◆ The task ◆
Keep only the lines of the data below that contain "type", and copy them.
==== Raw records ====
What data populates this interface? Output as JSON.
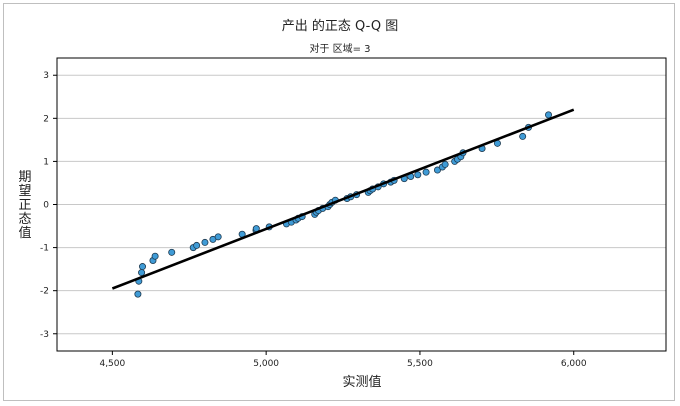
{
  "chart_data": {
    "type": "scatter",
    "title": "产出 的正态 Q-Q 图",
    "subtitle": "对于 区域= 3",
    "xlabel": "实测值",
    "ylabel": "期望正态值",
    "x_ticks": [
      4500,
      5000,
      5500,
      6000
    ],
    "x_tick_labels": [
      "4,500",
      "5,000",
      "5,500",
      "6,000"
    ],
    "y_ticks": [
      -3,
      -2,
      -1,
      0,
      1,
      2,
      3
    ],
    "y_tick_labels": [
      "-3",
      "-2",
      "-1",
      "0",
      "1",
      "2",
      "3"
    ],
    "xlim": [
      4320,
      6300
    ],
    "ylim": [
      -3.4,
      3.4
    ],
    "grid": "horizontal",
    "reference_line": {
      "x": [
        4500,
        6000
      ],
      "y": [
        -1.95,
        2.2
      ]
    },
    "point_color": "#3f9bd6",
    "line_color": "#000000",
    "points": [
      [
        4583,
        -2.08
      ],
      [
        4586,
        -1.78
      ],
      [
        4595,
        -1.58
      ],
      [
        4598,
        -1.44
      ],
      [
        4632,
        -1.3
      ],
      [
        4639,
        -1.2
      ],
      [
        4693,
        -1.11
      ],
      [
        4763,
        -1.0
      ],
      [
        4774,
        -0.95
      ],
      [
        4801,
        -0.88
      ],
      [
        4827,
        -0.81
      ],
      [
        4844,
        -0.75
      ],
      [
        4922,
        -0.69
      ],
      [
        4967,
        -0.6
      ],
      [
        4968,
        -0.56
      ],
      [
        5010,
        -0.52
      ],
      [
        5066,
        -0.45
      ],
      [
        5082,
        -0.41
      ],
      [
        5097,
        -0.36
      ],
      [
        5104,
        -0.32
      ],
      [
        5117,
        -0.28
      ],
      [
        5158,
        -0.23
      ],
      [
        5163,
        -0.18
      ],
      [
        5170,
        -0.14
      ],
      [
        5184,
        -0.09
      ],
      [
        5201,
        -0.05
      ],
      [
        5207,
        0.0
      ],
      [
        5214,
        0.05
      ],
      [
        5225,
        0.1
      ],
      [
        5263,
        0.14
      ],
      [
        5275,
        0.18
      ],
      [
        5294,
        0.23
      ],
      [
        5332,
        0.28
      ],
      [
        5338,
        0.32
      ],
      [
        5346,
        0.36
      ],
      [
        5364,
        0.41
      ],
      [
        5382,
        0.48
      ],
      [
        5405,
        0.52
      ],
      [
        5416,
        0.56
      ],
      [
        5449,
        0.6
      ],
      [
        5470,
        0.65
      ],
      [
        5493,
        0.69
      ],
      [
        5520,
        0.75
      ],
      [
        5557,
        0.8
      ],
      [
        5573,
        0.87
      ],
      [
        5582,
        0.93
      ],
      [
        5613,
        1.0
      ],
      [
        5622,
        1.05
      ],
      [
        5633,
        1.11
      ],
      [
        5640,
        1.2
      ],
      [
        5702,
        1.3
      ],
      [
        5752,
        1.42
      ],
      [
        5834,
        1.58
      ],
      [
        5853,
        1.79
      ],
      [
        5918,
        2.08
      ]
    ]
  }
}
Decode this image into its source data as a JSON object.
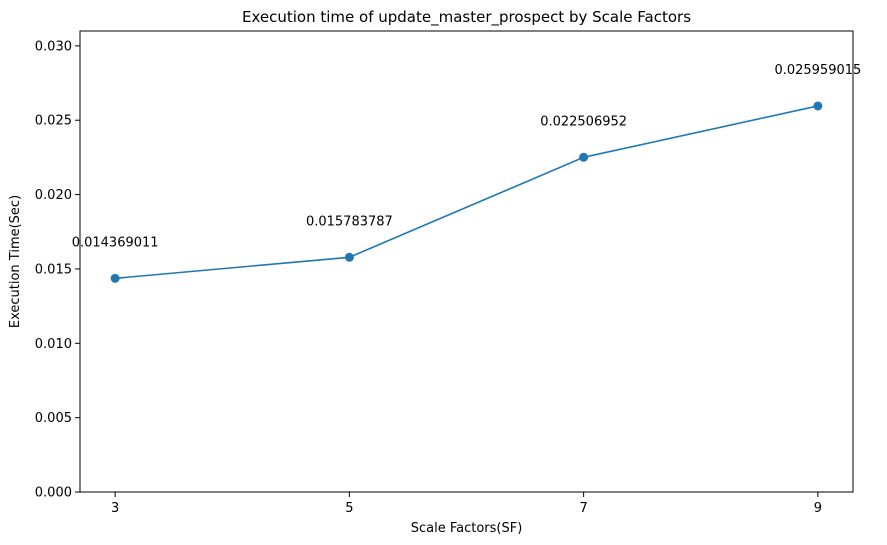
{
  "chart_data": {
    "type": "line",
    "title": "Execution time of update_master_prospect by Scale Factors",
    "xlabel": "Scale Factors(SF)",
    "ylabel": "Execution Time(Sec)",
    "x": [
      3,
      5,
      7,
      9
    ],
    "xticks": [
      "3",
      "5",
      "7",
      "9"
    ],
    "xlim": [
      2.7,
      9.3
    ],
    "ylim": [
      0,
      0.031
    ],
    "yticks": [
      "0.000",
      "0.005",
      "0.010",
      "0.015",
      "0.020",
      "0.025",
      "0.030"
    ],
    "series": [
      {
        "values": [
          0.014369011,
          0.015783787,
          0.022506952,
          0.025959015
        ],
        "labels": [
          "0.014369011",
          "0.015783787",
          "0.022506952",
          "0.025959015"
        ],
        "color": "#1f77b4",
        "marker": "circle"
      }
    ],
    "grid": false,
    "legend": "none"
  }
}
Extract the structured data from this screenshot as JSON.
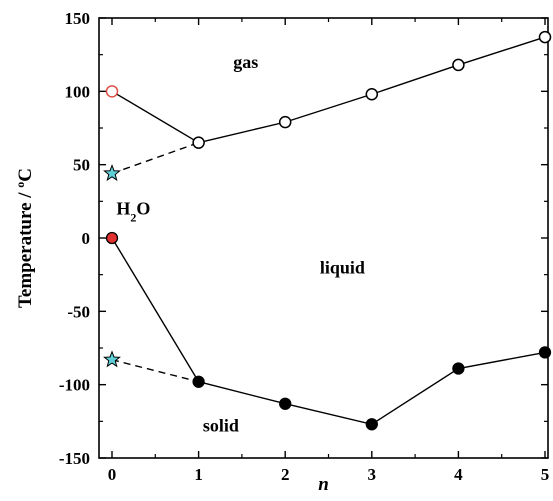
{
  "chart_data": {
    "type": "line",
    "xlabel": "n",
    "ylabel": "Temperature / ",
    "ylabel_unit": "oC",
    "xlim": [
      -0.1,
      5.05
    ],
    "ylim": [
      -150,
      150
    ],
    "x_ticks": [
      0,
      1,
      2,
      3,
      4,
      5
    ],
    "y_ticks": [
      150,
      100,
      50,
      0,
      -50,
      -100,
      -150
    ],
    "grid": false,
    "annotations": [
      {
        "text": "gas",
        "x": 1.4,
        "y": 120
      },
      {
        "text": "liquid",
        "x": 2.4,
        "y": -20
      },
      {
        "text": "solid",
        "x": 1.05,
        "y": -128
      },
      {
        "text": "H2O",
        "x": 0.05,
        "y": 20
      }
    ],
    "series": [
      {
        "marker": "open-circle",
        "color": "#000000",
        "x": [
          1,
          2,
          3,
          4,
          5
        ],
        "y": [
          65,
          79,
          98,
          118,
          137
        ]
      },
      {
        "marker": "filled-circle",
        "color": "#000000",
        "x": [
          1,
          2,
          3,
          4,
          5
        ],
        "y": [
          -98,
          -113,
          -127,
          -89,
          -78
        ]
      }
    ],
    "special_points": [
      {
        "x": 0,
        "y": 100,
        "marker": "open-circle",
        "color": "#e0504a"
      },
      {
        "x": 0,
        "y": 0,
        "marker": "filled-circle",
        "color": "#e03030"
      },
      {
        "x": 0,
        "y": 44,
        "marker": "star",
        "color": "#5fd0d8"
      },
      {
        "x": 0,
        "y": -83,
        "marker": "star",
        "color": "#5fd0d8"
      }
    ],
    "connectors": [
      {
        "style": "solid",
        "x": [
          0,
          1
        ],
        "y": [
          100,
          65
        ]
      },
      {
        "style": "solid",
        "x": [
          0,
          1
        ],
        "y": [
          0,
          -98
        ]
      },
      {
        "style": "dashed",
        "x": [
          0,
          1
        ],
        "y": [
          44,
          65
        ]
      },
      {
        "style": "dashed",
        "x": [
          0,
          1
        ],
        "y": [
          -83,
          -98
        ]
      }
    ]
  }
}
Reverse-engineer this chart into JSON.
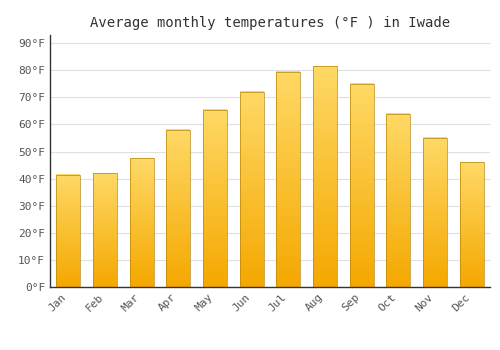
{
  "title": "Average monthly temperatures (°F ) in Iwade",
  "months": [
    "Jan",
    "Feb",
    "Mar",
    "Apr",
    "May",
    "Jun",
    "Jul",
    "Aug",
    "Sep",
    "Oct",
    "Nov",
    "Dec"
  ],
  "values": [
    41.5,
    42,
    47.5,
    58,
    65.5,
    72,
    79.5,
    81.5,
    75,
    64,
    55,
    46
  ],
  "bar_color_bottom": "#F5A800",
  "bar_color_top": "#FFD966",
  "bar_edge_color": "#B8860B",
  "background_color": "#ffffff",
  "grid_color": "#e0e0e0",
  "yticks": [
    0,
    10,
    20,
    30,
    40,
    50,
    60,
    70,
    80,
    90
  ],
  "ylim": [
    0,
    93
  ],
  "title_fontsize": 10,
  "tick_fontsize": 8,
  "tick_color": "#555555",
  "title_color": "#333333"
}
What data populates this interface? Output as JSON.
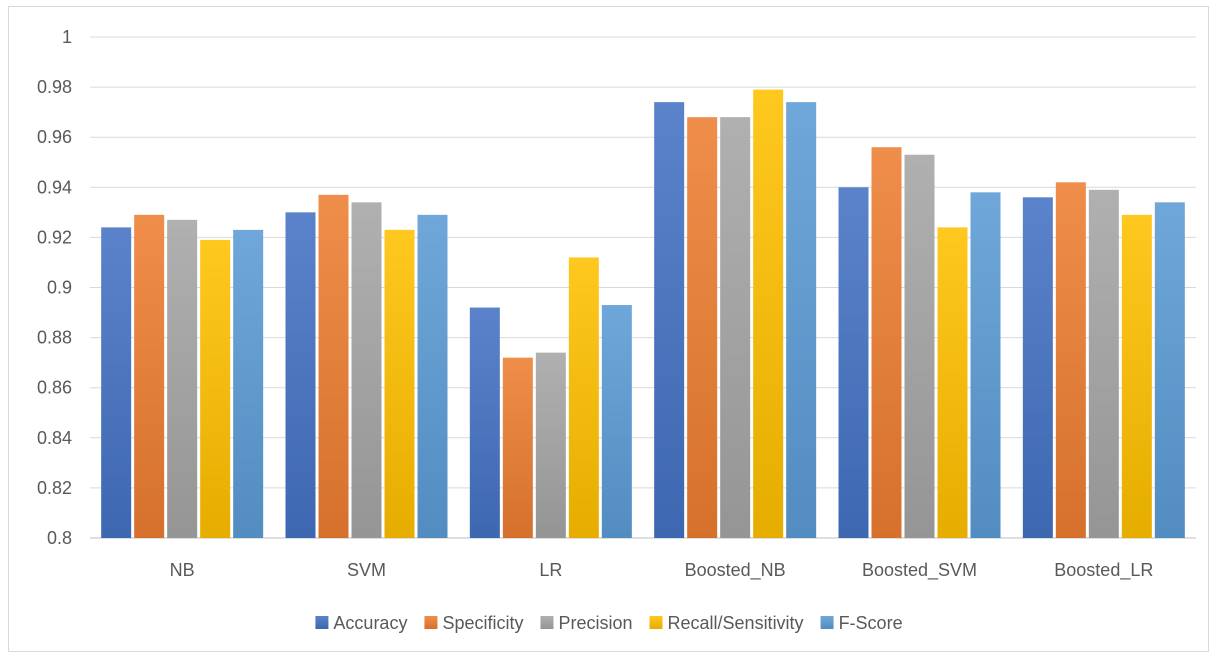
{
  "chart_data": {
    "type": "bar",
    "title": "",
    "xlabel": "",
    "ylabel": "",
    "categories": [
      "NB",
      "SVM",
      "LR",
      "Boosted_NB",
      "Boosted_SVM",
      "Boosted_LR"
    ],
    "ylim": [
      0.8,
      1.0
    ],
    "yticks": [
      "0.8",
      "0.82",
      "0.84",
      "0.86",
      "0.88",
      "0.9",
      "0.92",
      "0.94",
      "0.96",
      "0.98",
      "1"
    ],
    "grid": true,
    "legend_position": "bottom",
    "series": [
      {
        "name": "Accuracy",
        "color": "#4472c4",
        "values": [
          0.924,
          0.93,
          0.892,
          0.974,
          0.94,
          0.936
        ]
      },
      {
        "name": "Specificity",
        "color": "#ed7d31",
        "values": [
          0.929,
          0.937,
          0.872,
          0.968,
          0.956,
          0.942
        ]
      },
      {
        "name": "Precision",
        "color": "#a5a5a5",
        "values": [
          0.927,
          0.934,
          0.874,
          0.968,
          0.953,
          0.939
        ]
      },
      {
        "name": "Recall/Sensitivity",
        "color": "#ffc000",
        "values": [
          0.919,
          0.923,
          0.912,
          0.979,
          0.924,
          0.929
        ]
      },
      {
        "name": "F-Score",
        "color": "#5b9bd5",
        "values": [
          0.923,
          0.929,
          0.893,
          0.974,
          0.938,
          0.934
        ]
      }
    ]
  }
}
====
◆ Answer to the problem ◆
    "type": "scatter",
    "type": "line",
    "type": "line",
    "type": "bar",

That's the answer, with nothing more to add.